===== Listing =====

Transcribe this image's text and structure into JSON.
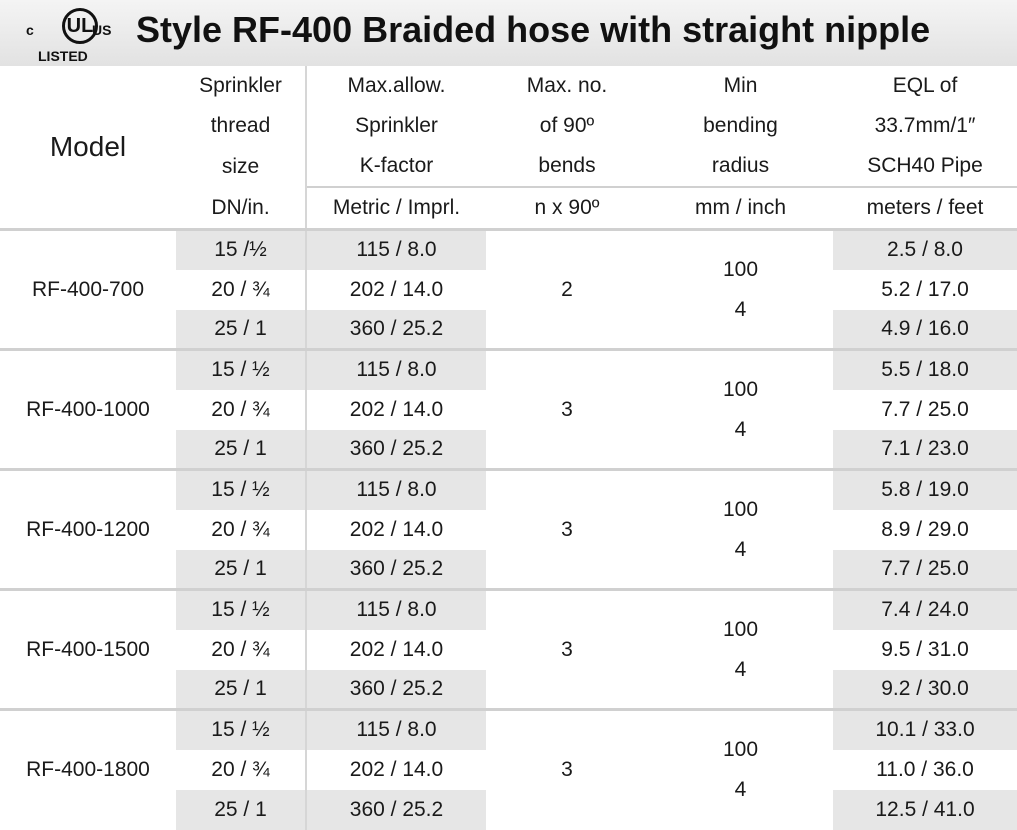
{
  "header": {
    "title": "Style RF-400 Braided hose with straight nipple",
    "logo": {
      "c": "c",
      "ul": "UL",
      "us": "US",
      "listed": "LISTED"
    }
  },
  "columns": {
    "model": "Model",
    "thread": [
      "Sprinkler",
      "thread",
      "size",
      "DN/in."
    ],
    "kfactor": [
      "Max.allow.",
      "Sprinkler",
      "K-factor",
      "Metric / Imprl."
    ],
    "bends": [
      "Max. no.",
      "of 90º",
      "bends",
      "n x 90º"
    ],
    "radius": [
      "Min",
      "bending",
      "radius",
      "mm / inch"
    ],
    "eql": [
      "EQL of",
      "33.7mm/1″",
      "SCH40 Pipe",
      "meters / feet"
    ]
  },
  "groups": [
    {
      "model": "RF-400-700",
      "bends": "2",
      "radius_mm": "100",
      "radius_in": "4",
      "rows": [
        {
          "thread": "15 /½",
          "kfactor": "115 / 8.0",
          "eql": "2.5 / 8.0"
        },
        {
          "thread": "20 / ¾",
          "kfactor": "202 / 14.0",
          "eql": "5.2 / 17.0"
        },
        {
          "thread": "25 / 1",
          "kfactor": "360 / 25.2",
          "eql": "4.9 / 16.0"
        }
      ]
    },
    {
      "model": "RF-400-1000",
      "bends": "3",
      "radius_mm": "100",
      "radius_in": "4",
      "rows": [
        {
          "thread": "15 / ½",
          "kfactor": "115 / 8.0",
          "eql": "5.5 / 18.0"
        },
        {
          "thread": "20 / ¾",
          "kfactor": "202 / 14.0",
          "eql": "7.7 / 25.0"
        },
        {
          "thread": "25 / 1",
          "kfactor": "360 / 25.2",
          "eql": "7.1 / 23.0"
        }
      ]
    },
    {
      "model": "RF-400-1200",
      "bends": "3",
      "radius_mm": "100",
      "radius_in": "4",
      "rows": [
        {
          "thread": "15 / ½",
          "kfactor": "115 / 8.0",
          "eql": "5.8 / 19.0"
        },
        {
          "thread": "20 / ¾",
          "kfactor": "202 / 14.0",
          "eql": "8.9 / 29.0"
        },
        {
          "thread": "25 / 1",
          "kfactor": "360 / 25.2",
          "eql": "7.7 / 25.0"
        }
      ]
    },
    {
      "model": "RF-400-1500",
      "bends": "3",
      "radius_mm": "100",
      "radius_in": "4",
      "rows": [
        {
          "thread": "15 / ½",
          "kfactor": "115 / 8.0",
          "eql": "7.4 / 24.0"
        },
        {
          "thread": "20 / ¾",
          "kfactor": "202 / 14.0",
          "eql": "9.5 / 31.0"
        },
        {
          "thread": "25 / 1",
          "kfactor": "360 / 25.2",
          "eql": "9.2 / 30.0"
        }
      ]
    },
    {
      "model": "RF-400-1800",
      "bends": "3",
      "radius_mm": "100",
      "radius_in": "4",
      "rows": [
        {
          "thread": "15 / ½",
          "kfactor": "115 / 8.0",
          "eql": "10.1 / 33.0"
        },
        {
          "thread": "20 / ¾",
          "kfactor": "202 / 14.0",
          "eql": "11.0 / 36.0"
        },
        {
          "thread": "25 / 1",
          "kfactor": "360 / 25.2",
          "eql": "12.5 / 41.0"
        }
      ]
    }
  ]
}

=====

Transcribe all of the material exactly, leaving out whatever pictures it contains.

Transcribe this image's text and structure into JSON.
{
  "header": {
    "title": "Style RF-400 Braided hose with straight nipple",
    "logo": {
      "c": "c",
      "ul": "UL",
      "us": "US",
      "listed": "LISTED"
    }
  },
  "columns": {
    "model": "Model",
    "thread": [
      "Sprinkler",
      "thread",
      "size",
      "DN/in."
    ],
    "kfactor": [
      "Max.allow.",
      "Sprinkler",
      "K-factor",
      "Metric / Imprl."
    ],
    "bends": [
      "Max. no.",
      "of 90º",
      "bends",
      "n x 90º"
    ],
    "radius": [
      "Min",
      "bending",
      "radius",
      "mm / inch"
    ],
    "eql": [
      "EQL of",
      "33.7mm/1″",
      "SCH40 Pipe",
      "meters / feet"
    ]
  },
  "groups": [
    {
      "model": "RF-400-700",
      "bends": "2",
      "radius_mm": "100",
      "radius_in": "4",
      "rows": [
        {
          "thread": "15 /½",
          "kfactor": "115 / 8.0",
          "eql": "2.5 / 8.0"
        },
        {
          "thread": "20 / ¾",
          "kfactor": "202 / 14.0",
          "eql": "5.2 / 17.0"
        },
        {
          "thread": "25 / 1",
          "kfactor": "360 / 25.2",
          "eql": "4.9 / 16.0"
        }
      ]
    },
    {
      "model": "RF-400-1000",
      "bends": "3",
      "radius_mm": "100",
      "radius_in": "4",
      "rows": [
        {
          "thread": "15 / ½",
          "kfactor": "115 / 8.0",
          "eql": "5.5 / 18.0"
        },
        {
          "thread": "20 / ¾",
          "kfactor": "202 / 14.0",
          "eql": "7.7 / 25.0"
        },
        {
          "thread": "25 / 1",
          "kfactor": "360 / 25.2",
          "eql": "7.1 / 23.0"
        }
      ]
    },
    {
      "model": "RF-400-1200",
      "bends": "3",
      "radius_mm": "100",
      "radius_in": "4",
      "rows": [
        {
          "thread": "15 / ½",
          "kfactor": "115 / 8.0",
          "eql": "5.8 / 19.0"
        },
        {
          "thread": "20 / ¾",
          "kfactor": "202 / 14.0",
          "eql": "8.9 / 29.0"
        },
        {
          "thread": "25 / 1",
          "kfactor": "360 / 25.2",
          "eql": "7.7 / 25.0"
        }
      ]
    },
    {
      "model": "RF-400-1500",
      "bends": "3",
      "radius_mm": "100",
      "radius_in": "4",
      "rows": [
        {
          "thread": "15 / ½",
          "kfactor": "115 / 8.0",
          "eql": "7.4 / 24.0"
        },
        {
          "thread": "20 / ¾",
          "kfactor": "202 / 14.0",
          "eql": "9.5 / 31.0"
        },
        {
          "thread": "25 / 1",
          "kfactor": "360 / 25.2",
          "eql": "9.2 / 30.0"
        }
      ]
    },
    {
      "model": "RF-400-1800",
      "bends": "3",
      "radius_mm": "100",
      "radius_in": "4",
      "rows": [
        {
          "thread": "15 / ½",
          "kfactor": "115 / 8.0",
          "eql": "10.1 / 33.0"
        },
        {
          "thread": "20 / ¾",
          "kfactor": "202 / 14.0",
          "eql": "11.0 / 36.0"
        },
        {
          "thread": "25 / 1",
          "kfactor": "360 / 25.2",
          "eql": "12.5 / 41.0"
        }
      ]
    }
  ]
}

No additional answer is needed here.